Prompt: From the listing below, extract every line containing "suoi".

Stored records:
* * * * * * * * *

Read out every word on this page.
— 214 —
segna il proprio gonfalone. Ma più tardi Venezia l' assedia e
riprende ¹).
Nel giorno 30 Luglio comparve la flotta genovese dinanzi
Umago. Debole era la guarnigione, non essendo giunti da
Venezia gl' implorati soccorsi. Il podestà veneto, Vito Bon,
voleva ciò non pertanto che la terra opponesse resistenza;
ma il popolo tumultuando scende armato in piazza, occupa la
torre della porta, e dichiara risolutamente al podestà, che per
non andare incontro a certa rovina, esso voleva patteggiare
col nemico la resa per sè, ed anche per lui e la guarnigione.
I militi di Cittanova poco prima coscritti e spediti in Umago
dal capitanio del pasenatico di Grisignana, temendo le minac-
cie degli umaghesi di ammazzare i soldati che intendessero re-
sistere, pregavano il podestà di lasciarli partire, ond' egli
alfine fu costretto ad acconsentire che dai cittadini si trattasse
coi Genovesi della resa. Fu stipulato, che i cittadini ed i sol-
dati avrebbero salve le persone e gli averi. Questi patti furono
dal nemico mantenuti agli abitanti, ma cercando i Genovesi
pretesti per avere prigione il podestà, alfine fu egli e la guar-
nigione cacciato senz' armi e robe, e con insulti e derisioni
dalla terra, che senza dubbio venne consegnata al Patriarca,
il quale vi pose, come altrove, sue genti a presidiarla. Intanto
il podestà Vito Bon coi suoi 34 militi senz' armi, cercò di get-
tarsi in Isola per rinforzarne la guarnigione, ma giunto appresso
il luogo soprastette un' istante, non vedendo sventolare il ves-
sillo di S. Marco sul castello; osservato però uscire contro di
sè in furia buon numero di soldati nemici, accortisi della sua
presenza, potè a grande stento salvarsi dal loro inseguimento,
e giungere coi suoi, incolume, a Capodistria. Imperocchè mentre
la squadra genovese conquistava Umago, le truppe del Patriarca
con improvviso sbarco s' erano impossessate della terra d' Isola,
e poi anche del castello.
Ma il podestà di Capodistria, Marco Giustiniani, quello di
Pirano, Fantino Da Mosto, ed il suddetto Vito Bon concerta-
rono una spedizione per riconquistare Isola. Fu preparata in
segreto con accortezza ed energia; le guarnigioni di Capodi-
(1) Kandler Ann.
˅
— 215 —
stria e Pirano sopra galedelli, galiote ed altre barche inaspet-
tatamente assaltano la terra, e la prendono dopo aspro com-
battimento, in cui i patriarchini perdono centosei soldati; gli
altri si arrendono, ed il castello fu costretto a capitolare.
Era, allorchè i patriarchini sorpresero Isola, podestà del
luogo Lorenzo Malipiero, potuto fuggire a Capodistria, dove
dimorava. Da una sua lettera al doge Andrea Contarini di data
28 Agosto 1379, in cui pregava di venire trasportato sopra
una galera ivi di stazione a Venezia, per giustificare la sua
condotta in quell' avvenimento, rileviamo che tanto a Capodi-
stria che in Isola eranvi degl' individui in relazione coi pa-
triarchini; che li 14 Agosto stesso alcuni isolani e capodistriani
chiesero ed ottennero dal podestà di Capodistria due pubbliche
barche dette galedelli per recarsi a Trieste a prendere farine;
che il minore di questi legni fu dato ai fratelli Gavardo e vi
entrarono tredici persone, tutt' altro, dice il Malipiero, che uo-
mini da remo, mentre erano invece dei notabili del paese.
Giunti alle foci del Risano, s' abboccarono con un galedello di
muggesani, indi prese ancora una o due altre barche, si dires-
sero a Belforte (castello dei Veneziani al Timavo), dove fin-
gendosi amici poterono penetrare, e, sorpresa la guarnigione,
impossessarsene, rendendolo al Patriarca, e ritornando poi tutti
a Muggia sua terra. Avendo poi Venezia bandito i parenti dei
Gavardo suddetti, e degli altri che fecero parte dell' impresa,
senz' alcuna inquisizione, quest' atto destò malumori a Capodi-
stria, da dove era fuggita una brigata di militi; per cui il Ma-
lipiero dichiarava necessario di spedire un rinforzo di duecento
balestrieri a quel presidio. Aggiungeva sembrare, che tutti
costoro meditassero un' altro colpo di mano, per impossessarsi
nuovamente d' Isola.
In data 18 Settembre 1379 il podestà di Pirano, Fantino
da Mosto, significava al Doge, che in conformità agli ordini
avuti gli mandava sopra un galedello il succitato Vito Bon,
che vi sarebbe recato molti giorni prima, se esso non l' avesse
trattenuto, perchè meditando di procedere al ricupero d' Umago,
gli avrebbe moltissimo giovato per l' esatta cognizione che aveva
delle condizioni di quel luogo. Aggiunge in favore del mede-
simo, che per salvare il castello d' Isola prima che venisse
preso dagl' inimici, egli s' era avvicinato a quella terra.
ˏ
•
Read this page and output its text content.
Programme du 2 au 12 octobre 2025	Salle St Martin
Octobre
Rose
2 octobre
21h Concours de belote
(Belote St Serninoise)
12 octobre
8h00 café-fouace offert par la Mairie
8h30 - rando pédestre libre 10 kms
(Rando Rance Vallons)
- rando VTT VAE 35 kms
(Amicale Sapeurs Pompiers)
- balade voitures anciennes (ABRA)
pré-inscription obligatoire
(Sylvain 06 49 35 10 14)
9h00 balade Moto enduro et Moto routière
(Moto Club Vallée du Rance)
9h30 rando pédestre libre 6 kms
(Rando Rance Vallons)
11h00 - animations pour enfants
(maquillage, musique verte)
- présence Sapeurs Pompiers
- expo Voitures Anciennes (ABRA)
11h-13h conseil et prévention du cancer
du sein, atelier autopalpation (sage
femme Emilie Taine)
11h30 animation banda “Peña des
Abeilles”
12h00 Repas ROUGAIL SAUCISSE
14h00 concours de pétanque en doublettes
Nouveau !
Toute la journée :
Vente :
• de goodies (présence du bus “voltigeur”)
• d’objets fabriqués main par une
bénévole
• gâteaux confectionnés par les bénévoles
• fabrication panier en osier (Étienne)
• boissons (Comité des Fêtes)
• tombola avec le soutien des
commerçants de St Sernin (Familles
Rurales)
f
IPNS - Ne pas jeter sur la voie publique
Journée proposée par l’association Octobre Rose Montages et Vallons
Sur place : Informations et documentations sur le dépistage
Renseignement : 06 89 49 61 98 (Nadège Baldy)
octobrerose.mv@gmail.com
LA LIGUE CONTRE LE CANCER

* * * * * * * * *

Final result:
il podestà Vito Bon coi suoi 34 militi senz' armi, cercò di get-
e giungere coi suoi, incolume, a Capodistria. Imperocchè mentre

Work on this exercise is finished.